*WRITTEN EXERCISE*:
Print every entry word for word, but omit the pictures.

*AVAILABLE RECORDS*:
- - - -

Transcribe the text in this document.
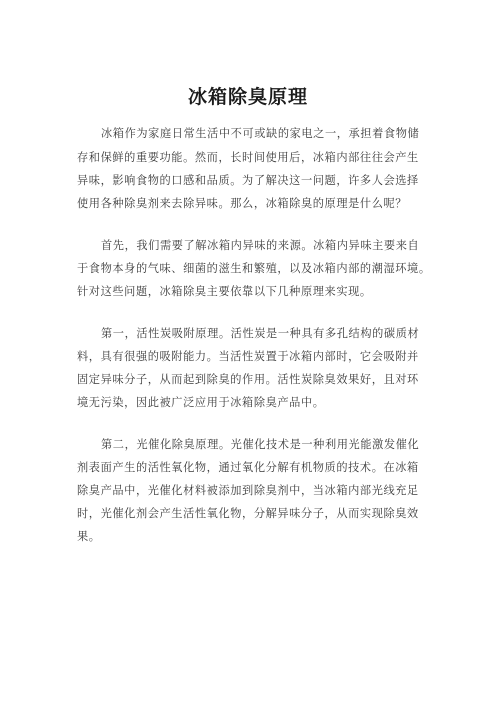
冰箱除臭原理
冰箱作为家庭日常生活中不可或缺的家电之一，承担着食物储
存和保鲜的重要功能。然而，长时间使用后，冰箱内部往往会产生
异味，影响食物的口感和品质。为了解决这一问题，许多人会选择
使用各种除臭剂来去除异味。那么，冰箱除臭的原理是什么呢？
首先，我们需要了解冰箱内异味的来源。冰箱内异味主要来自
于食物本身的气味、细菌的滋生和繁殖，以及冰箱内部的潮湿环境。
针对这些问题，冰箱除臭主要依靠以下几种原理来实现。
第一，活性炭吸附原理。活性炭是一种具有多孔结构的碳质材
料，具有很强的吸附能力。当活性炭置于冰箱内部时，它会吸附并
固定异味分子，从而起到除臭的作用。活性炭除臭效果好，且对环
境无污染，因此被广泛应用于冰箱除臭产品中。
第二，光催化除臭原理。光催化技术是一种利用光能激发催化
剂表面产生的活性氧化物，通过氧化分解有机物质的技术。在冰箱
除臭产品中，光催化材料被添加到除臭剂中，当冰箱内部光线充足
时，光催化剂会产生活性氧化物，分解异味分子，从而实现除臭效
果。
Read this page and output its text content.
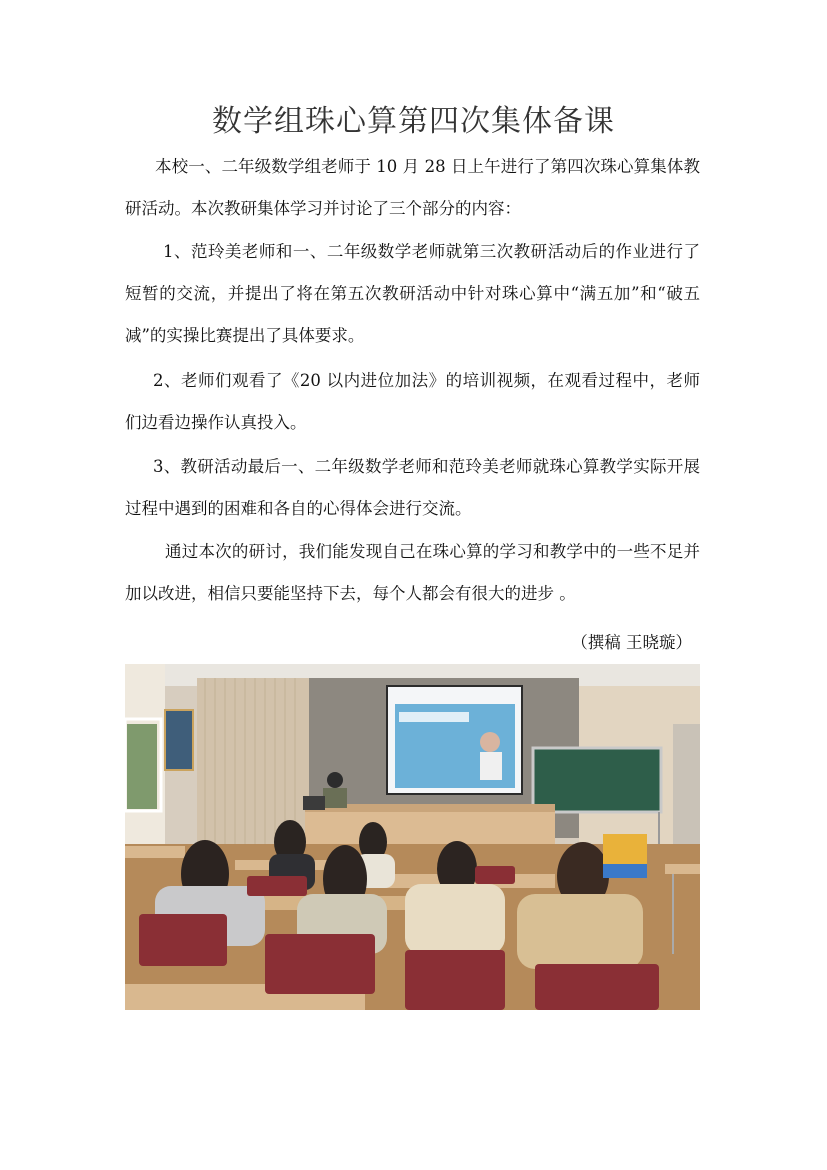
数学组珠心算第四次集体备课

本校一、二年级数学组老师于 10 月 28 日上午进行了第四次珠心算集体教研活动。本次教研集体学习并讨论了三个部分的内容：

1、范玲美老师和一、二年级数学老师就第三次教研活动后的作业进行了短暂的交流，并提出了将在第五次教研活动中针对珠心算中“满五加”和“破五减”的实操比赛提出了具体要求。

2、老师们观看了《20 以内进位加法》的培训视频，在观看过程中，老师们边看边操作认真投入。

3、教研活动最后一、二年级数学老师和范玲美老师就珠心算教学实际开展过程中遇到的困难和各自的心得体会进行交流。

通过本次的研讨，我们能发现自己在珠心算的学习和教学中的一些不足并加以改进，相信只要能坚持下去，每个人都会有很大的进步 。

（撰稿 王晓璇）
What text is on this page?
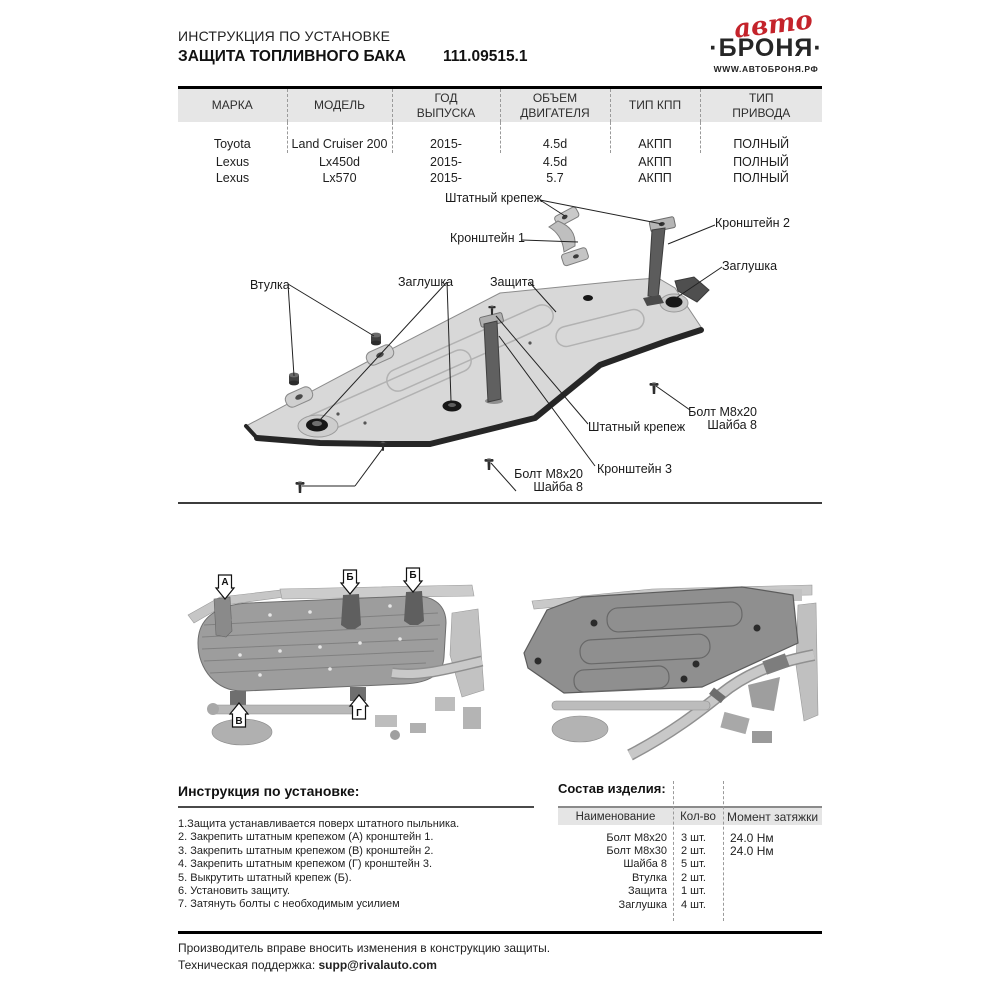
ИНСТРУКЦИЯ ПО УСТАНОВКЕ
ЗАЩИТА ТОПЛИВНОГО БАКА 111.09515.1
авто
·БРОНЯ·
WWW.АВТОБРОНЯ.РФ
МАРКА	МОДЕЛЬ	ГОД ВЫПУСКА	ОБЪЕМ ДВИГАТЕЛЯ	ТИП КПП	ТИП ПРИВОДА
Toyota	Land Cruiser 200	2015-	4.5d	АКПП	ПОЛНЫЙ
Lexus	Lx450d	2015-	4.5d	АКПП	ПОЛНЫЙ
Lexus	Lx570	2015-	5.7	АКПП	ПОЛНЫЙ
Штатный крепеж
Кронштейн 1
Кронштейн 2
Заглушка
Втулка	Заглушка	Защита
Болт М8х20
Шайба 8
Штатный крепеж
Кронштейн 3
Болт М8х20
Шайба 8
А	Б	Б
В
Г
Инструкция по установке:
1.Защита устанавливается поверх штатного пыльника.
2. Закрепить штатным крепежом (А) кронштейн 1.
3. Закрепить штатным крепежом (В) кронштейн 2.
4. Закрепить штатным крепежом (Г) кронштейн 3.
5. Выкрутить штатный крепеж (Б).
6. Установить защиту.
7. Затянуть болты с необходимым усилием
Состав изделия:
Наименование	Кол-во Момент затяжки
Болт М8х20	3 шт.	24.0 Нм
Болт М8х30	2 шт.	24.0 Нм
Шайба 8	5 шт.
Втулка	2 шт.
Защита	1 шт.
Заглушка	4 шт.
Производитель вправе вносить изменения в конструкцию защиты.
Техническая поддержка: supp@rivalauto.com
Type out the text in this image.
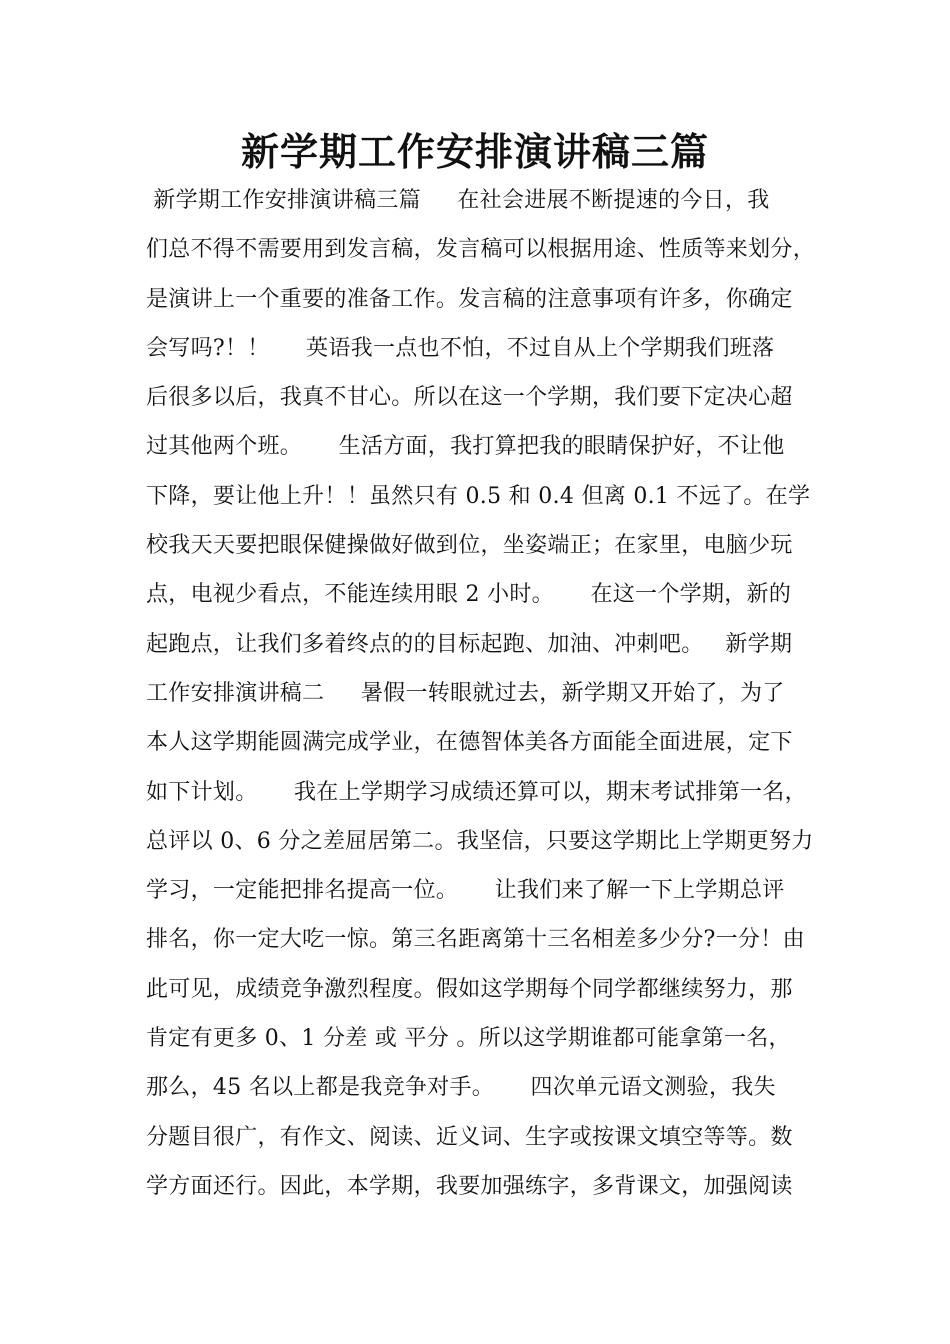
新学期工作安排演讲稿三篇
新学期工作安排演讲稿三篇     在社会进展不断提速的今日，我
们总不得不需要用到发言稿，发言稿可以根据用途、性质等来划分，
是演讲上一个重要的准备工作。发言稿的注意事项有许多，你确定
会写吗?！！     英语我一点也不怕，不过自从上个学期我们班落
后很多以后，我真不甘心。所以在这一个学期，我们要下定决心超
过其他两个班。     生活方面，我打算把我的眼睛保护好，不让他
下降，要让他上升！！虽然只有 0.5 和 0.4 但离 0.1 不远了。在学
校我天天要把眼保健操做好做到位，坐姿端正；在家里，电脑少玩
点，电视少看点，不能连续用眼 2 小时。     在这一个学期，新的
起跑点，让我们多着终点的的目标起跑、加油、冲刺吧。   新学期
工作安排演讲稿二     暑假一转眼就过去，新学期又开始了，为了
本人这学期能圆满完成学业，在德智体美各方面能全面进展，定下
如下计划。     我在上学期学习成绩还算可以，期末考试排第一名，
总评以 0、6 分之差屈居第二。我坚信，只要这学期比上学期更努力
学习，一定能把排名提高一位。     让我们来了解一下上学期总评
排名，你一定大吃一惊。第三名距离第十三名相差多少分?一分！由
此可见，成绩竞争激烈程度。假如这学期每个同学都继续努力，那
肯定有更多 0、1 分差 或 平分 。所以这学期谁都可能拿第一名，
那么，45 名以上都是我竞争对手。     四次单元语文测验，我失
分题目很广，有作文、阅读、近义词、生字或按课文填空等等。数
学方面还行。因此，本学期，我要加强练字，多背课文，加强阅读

- - - -

*WRITTEN REPLY*:
Transcribe the text in this document.
冰箱除臭原理
冰箱作为家庭日常生活中不可或缺的家电之一，承担着食物储
存和保鲜的重要功能。然而，长时间使用后，冰箱内部往往会产生
异味，影响食物的口感和品质。为了解决这一问题，许多人会选择
使用各种除臭剂来去除异味。那么，冰箱除臭的原理是什么呢？
首先，我们需要了解冰箱内异味的来源。冰箱内异味主要来自
于食物本身的气味、细菌的滋生和繁殖，以及冰箱内部的潮湿环境。
针对这些问题，冰箱除臭主要依靠以下几种原理来实现。
第一，活性炭吸附原理。活性炭是一种具有多孔结构的碳质材
料，具有很强的吸附能力。当活性炭置于冰箱内部时，它会吸附并
固定异味分子，从而起到除臭的作用。活性炭除臭效果好，且对环
境无污染，因此被广泛应用于冰箱除臭产品中。
第二，光催化除臭原理。光催化技术是一种利用光能激发催化
剂表面产生的活性氧化物，通过氧化分解有机物质的技术。在冰箱
除臭产品中，光催化材料被添加到除臭剂中，当冰箱内部光线充足
时，光催化剂会产生活性氧化物，分解异味分子，从而实现除臭效
果。
Read this page and output its text content.
数学组珠心算第四次集体备课

本校一、二年级数学组老师于 10 月 28 日上午进行了第四次珠心算集体教研活动。本次教研集体学习并讨论了三个部分的内容：

1、范玲美老师和一、二年级数学老师就第三次教研活动后的作业进行了短暂的交流，并提出了将在第五次教研活动中针对珠心算中“满五加”和“破五减”的实操比赛提出了具体要求。

2、老师们观看了《20 以内进位加法》的培训视频，在观看过程中，老师们边看边操作认真投入。

3、教研活动最后一、二年级数学老师和范玲美老师就珠心算教学实际开展过程中遇到的困难和各自的心得体会进行交流。

通过本次的研讨，我们能发现自己在珠心算的学习和教学中的一些不足并加以改进，相信只要能坚持下去，每个人都会有很大的进步 。

（撰稿 王晓璇）
What text is on this page?
ИНСТРУКЦИЯ ПО УСТАНОВКЕ
ЗАЩИТА ТОПЛИВНОГО БАКА 111.09515.1
авто
·БРОНЯ·
WWW.АВТОБРОНЯ.РФ
МАРКА	МОДЕЛЬ	ГОД ВЫПУСКА	ОБЪЕМ ДВИГАТЕЛЯ	ТИП КПП	ТИП ПРИВОДА
Toyota	Land Cruiser 200	2015-	4.5d	АКПП	ПОЛНЫЙ
Lexus	Lx450d	2015-	4.5d	АКПП	ПОЛНЫЙ
Lexus	Lx570	2015-	5.7	АКПП	ПОЛНЫЙ
Штатный крепеж
Кронштейн 1
Кронштейн 2
Заглушка
Втулка	Заглушка	Защита
Болт М8х20
Шайба 8
Штатный крепеж
Кронштейн 3
Болт М8х20
Шайба 8
А	Б	Б
В
Г
Инструкция по установке:
1.Защита устанавливается поверх штатного пыльника.
2. Закрепить штатным крепежом (А) кронштейн 1.
3. Закрепить штатным крепежом (В) кронштейн 2.
4. Закрепить штатным крепежом (Г) кронштейн 3.
5. Выкрутить штатный крепеж (Б).
6. Установить защиту.
7. Затянуть болты с необходимым усилием
Состав изделия:
Наименование	Кол-во Момент затяжки
Болт М8х20	3 шт.	24.0 Нм
Болт М8х30	2 шт.	24.0 Нм
Шайба 8	5 шт.
Втулка	2 шт.
Защита	1 шт.
Заглушка	4 шт.
Производитель вправе вносить изменения в конструкцию защиты.
Техническая поддержка: supp@rivalauto.com
Type out the text in this image.
新学期工作安排演讲稿三篇
新学期工作安排演讲稿三篇     在社会进展不断提速的今日，我
们总不得不需要用到发言稿，发言稿可以根据用途、性质等来划分，
是演讲上一个重要的准备工作。发言稿的注意事项有许多，你确定
会写吗?！！     英语我一点也不怕，不过自从上个学期我们班落
后很多以后，我真不甘心。所以在这一个学期，我们要下定决心超
过其他两个班。     生活方面，我打算把我的眼睛保护好，不让他
下降，要让他上升！！虽然只有 0.5 和 0.4 但离 0.1 不远了。在学
校我天天要把眼保健操做好做到位，坐姿端正；在家里，电脑少玩
点，电视少看点，不能连续用眼 2 小时。     在这一个学期，新的
起跑点，让我们多着终点的的目标起跑、加油、冲刺吧。   新学期
工作安排演讲稿二     暑假一转眼就过去，新学期又开始了，为了
本人这学期能圆满完成学业，在德智体美各方面能全面进展，定下
如下计划。     我在上学期学习成绩还算可以，期末考试排第一名，
总评以 0、6 分之差屈居第二。我坚信，只要这学期比上学期更努力
学习，一定能把排名提高一位。     让我们来了解一下上学期总评
排名，你一定大吃一惊。第三名距离第十三名相差多少分?一分！由
此可见，成绩竞争激烈程度。假如这学期每个同学都继续努力，那
肯定有更多 0、1 分差 或 平分 。所以这学期谁都可能拿第一名，
那么，45 名以上都是我竞争对手。     四次单元语文测验，我失
分题目很广，有作文、阅读、近义词、生字或按课文填空等等。数
学方面还行。因此，本学期，我要加强练字，多背课文，加强阅读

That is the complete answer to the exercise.